[Stored records]
— START —

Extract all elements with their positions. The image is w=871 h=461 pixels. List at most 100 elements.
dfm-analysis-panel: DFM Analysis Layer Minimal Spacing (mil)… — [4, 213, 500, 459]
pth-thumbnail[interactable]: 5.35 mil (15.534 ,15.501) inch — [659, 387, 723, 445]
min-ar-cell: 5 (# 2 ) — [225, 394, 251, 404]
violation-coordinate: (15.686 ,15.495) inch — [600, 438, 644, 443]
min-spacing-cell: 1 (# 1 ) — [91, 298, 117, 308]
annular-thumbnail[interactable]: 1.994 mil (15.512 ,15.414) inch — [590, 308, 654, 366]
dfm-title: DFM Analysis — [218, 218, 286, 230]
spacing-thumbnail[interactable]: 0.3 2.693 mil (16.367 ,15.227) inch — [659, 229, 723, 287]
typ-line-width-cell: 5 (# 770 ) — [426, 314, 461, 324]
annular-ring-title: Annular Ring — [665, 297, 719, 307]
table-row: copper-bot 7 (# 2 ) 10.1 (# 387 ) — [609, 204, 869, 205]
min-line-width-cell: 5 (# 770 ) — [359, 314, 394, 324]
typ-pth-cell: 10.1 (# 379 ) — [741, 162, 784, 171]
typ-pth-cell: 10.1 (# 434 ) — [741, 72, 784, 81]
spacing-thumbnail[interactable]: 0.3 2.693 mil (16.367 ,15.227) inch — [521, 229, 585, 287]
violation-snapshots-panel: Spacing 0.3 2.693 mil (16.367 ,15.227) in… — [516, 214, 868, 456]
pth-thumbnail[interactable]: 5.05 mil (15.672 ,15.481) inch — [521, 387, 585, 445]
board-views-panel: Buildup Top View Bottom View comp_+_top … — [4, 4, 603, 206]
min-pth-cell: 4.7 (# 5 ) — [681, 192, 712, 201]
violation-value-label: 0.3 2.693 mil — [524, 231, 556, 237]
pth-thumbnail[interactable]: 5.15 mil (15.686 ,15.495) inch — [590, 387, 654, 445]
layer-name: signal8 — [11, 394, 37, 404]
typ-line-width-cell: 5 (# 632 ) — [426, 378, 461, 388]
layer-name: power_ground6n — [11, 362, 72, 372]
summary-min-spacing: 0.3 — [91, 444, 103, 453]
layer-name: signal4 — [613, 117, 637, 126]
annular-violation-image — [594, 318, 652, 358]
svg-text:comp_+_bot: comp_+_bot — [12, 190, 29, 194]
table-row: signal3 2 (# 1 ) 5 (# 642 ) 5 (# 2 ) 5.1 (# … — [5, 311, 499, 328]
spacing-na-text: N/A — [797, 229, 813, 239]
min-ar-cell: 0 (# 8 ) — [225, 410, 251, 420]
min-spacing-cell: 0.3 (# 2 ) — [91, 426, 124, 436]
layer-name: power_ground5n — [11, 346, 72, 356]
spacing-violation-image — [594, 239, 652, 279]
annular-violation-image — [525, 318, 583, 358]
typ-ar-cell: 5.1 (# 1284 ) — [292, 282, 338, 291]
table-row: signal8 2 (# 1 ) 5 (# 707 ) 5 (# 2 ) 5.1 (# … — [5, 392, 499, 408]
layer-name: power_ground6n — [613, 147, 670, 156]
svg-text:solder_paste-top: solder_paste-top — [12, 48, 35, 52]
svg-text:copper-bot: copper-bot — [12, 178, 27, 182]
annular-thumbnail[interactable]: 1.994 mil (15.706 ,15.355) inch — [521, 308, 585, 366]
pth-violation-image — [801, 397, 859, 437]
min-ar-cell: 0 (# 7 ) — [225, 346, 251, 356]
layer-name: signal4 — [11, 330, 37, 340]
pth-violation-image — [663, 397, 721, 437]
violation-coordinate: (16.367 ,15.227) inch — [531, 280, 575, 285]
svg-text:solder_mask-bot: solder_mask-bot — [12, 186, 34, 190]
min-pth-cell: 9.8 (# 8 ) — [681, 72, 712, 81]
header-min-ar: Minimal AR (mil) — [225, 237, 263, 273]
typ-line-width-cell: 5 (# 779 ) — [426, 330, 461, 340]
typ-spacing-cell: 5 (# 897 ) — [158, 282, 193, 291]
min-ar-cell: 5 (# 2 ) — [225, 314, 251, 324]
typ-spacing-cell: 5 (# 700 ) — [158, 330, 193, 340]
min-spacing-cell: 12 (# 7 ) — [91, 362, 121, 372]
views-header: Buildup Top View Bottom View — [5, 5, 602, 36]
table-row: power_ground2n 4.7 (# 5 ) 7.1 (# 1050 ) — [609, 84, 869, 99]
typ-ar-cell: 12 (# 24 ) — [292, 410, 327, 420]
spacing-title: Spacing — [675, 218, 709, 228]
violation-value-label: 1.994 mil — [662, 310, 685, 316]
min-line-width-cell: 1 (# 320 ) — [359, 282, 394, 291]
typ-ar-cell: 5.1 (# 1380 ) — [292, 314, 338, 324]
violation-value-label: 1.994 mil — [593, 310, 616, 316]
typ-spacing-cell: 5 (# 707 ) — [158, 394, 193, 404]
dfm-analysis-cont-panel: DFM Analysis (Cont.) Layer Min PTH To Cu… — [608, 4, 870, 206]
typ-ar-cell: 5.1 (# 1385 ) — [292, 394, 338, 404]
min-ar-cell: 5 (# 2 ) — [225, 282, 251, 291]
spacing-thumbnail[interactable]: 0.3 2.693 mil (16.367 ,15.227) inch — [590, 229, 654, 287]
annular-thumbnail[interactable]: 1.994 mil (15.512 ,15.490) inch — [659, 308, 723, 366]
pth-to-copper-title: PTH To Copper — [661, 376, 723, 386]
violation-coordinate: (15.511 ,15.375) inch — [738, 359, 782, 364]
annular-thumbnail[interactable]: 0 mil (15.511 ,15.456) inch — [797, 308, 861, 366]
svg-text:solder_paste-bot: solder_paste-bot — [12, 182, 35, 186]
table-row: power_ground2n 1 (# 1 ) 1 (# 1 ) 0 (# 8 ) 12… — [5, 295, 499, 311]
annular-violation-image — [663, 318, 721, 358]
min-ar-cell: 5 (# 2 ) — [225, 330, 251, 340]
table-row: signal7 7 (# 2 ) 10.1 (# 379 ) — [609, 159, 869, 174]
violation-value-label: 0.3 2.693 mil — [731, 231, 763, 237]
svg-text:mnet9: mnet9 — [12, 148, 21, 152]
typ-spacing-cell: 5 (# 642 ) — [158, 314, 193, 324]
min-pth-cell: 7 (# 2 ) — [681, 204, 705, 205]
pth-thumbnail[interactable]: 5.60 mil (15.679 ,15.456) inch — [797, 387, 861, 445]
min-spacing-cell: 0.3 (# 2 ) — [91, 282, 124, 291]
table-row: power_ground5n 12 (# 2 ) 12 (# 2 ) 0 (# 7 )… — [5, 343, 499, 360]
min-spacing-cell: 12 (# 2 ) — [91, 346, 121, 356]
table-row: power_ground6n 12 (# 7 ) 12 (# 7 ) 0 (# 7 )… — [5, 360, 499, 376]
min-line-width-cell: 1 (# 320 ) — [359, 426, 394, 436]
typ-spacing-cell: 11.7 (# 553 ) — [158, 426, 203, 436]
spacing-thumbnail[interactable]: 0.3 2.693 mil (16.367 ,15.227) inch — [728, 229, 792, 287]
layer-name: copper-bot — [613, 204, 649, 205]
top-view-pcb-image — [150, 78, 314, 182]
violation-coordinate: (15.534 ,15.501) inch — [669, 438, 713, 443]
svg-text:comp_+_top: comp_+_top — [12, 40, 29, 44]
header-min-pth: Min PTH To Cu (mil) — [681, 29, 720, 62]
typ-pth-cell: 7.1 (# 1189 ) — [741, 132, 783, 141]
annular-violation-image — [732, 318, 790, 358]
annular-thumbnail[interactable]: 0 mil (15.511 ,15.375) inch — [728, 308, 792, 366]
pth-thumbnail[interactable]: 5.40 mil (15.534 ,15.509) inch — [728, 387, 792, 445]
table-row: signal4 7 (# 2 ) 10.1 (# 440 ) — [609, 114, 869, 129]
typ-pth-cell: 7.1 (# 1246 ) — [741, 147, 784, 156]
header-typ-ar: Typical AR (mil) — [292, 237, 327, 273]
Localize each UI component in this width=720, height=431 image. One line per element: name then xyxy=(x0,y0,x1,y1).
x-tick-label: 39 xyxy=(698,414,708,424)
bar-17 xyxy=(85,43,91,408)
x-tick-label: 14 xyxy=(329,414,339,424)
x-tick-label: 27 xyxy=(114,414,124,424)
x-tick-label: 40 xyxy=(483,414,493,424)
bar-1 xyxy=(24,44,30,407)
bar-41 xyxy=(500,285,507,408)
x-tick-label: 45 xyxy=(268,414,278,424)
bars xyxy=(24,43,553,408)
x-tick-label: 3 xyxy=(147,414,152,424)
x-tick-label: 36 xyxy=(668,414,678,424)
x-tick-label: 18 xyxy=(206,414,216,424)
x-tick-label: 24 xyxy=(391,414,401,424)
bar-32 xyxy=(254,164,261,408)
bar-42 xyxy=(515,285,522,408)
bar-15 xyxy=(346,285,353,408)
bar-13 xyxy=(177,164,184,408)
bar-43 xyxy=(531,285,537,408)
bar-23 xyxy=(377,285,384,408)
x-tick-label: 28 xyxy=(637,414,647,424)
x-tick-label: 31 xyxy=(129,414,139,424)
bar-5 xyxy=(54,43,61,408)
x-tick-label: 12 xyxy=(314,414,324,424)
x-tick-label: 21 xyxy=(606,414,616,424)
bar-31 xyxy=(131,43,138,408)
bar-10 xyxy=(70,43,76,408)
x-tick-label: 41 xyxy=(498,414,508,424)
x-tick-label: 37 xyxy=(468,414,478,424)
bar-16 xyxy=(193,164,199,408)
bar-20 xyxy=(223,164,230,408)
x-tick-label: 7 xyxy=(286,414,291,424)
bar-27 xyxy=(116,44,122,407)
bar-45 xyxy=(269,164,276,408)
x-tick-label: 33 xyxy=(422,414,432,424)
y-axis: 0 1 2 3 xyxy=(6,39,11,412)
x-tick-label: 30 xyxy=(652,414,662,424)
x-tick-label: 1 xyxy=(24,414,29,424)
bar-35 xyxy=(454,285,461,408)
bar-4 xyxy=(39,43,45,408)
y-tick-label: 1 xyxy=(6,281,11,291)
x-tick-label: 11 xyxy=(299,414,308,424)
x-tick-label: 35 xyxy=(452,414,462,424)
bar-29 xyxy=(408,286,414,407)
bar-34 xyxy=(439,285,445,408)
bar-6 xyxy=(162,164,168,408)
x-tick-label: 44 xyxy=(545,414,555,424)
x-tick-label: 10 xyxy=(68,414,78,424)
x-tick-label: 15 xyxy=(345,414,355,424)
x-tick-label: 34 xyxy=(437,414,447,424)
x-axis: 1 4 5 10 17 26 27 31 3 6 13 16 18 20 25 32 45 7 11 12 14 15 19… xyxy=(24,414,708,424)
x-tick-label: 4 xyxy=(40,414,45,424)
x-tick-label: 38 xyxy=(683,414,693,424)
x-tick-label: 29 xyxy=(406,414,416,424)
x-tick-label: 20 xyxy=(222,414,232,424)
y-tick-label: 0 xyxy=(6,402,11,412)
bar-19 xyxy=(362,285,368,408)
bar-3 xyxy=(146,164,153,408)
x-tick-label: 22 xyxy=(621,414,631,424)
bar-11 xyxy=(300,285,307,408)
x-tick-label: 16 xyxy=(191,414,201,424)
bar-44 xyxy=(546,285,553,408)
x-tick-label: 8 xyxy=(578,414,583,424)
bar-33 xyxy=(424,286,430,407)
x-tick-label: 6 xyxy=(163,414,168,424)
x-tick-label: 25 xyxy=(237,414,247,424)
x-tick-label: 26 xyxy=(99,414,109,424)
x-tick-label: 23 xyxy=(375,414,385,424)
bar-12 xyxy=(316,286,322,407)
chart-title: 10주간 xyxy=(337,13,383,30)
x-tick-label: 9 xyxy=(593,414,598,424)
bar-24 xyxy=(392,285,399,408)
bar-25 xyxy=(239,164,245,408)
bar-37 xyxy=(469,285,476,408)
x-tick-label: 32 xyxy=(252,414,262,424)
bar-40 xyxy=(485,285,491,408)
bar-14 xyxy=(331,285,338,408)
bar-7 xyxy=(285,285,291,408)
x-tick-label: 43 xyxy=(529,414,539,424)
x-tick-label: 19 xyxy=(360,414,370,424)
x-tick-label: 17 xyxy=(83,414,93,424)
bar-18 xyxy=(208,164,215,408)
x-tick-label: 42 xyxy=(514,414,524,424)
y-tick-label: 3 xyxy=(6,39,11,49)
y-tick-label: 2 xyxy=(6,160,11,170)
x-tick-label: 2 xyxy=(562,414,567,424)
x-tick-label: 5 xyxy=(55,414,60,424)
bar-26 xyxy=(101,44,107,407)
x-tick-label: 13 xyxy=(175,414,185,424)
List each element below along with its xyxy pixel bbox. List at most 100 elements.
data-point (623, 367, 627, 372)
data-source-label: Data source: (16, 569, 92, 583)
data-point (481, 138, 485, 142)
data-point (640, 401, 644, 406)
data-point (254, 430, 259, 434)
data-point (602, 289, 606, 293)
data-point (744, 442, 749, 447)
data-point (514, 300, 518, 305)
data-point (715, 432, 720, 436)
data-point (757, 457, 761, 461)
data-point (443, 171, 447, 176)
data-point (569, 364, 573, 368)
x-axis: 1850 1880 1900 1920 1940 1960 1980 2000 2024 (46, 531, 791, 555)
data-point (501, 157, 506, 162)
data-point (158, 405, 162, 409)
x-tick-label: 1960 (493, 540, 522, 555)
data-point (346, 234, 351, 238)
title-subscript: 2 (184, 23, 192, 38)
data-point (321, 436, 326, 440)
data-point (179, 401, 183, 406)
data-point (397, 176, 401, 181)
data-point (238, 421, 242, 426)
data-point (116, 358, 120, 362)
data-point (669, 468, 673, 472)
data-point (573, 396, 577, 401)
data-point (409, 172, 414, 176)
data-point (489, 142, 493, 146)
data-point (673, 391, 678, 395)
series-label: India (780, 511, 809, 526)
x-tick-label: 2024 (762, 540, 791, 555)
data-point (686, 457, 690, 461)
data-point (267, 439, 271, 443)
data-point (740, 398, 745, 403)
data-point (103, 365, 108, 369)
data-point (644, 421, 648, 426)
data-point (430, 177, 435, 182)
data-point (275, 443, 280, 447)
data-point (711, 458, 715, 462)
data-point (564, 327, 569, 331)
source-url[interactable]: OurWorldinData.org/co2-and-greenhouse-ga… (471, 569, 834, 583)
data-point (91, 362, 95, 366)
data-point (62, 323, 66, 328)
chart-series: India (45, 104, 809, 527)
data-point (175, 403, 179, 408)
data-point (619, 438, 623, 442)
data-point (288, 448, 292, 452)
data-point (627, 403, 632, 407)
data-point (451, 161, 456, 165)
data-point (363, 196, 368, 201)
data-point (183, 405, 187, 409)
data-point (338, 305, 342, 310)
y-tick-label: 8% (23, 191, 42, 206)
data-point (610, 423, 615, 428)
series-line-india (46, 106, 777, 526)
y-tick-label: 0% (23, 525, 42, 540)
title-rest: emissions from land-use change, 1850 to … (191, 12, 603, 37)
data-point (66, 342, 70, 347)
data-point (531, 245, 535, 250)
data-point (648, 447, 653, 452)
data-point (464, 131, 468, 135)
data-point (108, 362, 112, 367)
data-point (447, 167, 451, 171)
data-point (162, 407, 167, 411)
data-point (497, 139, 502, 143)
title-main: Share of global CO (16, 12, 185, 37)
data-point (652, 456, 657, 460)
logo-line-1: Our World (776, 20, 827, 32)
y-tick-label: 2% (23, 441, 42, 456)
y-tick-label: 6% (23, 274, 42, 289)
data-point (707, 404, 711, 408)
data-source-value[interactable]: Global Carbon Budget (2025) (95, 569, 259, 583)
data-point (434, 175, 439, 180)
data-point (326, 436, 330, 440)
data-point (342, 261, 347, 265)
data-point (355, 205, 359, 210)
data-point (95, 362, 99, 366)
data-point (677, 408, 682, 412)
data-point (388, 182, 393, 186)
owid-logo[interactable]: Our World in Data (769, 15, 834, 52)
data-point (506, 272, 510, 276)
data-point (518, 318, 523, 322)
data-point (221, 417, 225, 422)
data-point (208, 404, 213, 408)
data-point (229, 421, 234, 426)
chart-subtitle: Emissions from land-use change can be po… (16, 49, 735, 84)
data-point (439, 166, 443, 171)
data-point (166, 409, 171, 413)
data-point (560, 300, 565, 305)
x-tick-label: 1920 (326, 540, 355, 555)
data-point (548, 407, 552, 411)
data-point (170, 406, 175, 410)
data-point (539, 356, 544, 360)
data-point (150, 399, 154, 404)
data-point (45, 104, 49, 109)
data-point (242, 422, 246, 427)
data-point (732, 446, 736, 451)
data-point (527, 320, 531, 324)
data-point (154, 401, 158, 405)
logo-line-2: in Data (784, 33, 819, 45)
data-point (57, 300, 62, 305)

— END —

Aim of the exercise: Reproduce the rows from the start of the records through the line containing "min-spacing-cell: 1 (#", inclusive, with every "inch" renamed to "inches" and all else unchanged.

Written reply:
Extract all elements with their positions. The image is w=871 h=461 pixels. List at most 100 elements.
dfm-analysis-panel: DFM Analysis Layer Minimal Spacing (mil)… — [4, 213, 500, 459]
pth-thumbnail[interactable]: 5.35 mil (15.534 ,15.501) inches — [659, 387, 723, 445]
min-ar-cell: 5 (# 2 ) — [225, 394, 251, 404]
violation-coordinate: (15.686 ,15.495) inches — [600, 438, 644, 443]
min-spacing-cell: 1 (# 1 ) — [91, 298, 117, 308]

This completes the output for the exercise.